§ **WHAT TO PRODUCE**
Reproduce each line that includes the word "years".

§ **PROVIDED DATA**

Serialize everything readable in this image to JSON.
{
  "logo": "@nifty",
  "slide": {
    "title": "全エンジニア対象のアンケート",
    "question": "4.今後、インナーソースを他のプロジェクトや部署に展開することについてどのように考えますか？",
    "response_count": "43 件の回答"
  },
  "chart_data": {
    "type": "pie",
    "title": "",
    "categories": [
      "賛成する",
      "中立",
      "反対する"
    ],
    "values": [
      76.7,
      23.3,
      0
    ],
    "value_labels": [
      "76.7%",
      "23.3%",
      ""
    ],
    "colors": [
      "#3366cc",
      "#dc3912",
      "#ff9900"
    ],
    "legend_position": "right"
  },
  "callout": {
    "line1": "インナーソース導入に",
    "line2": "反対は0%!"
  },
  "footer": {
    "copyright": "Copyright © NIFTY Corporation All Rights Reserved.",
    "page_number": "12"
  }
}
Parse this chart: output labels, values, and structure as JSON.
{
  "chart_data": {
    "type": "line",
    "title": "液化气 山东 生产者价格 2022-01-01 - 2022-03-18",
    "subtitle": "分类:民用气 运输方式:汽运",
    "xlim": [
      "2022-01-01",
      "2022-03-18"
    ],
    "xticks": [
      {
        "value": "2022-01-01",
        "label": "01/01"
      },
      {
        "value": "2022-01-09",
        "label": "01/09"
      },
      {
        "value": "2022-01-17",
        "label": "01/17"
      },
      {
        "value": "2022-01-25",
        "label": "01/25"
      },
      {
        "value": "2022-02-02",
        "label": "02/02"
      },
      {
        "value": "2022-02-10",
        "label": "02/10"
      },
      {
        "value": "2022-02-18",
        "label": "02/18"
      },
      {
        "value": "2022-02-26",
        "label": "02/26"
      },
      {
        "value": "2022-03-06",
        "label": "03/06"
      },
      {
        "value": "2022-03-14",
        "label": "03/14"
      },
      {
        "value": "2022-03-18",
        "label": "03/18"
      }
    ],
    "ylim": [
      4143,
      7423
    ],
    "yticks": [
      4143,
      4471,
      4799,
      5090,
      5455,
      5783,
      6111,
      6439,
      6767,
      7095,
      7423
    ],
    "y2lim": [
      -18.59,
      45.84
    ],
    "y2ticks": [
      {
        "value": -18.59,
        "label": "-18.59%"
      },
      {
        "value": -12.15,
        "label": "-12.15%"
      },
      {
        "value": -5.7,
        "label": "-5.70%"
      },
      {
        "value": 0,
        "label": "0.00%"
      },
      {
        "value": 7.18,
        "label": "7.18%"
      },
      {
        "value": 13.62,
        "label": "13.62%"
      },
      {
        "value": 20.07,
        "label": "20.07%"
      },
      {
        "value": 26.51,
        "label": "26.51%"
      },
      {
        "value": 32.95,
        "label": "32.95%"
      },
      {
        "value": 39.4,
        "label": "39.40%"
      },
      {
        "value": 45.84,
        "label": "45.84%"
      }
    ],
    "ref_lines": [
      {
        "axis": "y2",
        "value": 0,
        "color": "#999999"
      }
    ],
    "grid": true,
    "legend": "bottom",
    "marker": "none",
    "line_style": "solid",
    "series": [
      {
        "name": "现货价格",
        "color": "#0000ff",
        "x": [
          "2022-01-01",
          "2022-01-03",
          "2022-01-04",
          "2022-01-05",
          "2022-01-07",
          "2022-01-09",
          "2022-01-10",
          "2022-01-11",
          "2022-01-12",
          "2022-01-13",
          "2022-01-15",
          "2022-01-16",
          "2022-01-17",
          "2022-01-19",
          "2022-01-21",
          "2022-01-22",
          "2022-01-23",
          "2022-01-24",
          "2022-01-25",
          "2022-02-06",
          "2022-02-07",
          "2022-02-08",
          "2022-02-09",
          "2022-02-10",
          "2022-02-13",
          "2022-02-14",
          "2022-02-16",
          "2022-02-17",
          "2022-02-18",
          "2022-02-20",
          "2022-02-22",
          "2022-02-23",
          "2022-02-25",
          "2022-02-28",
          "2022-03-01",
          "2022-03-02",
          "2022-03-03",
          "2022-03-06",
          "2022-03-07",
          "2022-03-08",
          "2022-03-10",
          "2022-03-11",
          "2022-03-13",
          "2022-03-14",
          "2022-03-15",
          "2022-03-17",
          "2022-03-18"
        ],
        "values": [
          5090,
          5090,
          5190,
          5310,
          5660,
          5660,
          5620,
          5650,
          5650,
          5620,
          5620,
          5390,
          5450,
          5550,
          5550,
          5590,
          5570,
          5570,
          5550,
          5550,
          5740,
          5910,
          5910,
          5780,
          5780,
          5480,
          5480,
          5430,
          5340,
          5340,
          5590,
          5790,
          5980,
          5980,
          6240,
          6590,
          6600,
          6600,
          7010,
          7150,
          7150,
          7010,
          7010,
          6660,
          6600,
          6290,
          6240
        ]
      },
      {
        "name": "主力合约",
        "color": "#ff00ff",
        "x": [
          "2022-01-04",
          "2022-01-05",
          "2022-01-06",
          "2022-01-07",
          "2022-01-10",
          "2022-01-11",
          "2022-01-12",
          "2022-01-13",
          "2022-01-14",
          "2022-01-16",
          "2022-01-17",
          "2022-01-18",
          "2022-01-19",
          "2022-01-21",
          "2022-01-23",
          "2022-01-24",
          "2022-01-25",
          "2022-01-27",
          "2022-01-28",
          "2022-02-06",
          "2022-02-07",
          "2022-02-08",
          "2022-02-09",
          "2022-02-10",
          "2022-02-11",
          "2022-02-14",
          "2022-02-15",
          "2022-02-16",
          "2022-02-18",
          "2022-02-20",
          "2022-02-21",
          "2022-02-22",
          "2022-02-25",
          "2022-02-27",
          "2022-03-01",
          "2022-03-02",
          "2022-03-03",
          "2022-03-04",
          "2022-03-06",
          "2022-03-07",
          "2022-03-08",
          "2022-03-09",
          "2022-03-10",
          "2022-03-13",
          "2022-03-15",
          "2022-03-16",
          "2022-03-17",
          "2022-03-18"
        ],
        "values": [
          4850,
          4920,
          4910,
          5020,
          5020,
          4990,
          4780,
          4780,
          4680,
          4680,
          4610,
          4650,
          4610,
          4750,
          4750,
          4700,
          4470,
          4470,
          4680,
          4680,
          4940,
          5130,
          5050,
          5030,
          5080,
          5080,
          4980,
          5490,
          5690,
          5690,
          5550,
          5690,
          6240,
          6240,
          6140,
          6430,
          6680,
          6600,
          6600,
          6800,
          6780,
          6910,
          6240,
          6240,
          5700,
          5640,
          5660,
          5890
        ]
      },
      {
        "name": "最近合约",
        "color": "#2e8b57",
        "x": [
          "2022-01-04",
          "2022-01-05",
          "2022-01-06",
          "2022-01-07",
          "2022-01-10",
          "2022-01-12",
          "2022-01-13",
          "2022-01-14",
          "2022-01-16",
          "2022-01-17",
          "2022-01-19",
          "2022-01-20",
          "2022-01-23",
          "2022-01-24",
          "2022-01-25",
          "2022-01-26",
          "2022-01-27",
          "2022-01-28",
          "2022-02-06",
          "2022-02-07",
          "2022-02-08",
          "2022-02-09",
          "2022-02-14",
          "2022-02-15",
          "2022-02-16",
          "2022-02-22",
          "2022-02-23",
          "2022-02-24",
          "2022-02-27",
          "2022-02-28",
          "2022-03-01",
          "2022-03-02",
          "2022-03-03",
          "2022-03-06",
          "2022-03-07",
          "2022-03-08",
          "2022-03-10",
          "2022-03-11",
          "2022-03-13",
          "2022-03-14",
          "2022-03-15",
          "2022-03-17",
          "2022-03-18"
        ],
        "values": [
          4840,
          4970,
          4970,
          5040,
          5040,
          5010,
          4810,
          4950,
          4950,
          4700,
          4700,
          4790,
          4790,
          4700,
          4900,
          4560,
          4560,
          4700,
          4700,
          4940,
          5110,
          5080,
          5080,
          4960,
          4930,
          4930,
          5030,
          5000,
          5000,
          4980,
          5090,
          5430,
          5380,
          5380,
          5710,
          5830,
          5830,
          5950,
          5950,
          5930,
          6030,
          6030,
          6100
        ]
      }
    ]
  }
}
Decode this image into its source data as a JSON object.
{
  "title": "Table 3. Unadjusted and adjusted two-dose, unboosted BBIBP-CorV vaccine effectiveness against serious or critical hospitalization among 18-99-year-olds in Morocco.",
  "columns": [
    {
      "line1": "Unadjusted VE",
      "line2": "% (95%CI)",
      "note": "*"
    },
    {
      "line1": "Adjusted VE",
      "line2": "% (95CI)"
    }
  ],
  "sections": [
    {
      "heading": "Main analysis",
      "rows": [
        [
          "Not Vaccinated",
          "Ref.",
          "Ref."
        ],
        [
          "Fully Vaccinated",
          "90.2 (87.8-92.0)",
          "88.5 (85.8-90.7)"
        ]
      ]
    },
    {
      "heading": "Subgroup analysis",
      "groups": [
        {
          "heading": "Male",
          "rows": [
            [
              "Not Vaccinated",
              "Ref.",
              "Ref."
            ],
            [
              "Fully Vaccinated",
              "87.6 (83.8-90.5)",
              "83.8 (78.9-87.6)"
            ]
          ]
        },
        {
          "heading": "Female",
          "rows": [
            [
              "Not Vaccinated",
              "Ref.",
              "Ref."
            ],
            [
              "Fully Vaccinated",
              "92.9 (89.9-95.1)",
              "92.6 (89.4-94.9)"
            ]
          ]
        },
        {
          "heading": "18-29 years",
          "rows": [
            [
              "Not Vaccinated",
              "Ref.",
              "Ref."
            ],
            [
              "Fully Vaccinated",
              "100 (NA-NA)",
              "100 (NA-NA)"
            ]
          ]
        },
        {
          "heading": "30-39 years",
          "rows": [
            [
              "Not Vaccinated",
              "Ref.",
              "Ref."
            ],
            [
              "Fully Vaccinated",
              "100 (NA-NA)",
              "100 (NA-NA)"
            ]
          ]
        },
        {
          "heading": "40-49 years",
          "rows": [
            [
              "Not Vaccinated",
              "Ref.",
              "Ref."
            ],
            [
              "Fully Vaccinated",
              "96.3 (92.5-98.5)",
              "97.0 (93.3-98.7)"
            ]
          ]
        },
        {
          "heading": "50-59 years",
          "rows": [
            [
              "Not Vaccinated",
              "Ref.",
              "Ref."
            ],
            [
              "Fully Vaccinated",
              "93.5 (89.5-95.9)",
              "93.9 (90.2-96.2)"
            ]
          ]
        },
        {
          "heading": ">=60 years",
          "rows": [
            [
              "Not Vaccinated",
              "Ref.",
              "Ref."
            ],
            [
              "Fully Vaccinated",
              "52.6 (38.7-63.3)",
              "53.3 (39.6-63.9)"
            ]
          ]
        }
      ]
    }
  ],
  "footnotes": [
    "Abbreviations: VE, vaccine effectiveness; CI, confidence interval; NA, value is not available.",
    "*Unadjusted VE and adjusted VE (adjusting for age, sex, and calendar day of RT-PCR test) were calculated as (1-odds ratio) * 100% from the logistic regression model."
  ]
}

§ **EXERCISE RESULT**
          "heading": "18-29 years",
          "heading": "30-39 years",
          "heading": "40-49 years",
          "heading": "50-59 years",
          "heading": ">=60 years",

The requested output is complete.